Des chefs traditionnels burkinabè participe à un atelier sur la loi Faso Bu-Kaooré.
Le ministère de la Justice a lancé le mercredi 20 mai 2026 à Ouagadougou, une session d’échanges avec les autorités coutumières et traditionnelles sur la loi « Faso Bu-Kaooré ». La rencontre prévue pour 72 heures, vise à renforcer la compréhension et l’appropriation du texte par les garants des traditions.
Par Elie Fagnaan
Présidée par le ministre de la Justice, Me Edasso Rodrigue Bayala, la cérémonie d’ouverture s’est tenue en présence du ministre d’État chargé de l’Administration territoriale et de la Mobilité, Émile Zerbo.
Ainsi, le gouvernement veut consolider les liens entre justice moderne et mécanismes traditionnels de règlement des conflits.
Pendant trois jours, les participants échangeront sur les missions et les implications de la loi « Faso Bu-Kaooré ».

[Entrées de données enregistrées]
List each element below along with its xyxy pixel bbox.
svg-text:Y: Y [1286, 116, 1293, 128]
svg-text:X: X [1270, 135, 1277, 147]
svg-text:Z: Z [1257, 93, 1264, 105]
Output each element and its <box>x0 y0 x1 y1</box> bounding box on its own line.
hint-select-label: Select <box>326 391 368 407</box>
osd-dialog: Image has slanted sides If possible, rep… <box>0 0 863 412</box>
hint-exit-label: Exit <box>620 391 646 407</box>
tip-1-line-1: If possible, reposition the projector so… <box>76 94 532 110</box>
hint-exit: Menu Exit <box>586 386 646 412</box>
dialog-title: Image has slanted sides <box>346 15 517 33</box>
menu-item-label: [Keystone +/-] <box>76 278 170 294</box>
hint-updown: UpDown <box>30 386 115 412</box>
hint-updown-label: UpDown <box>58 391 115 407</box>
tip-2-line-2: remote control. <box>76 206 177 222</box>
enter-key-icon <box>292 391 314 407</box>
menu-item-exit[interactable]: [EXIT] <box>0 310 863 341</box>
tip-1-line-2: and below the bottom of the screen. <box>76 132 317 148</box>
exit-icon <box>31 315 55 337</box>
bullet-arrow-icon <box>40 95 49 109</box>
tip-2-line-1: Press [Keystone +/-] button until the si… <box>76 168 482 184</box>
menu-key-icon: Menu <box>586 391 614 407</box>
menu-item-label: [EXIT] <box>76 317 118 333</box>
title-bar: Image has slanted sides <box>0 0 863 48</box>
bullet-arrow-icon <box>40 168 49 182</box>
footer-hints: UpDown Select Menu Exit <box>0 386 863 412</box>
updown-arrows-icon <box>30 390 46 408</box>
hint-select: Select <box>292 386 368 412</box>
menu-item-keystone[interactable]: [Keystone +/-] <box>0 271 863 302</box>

- **Consigne**
Poursuivez le texte sur l'atelier consacré à la loi « Faso Bu-Kaooré » à partir de la fin de sa dernière phrase. Le matériel ne joue aucun rôle dans ce travail.

- **Réponse**
Les travaux porteront notamment sur la justice traditionnelle, la gestion coutumière des différends et le traitement de certaines affaires par les instances traditionnelles.
Les débats aborderont également les questions liées aux compétences, à l’organisation et au fonctionnement de ces mécanismes endogènes. La médiation et la conciliation figurent parmi les principaux axes de réflexion.
Les autorités burkinabè entendent promouvoir une justice de proximité et renforcer la cohésion sociale.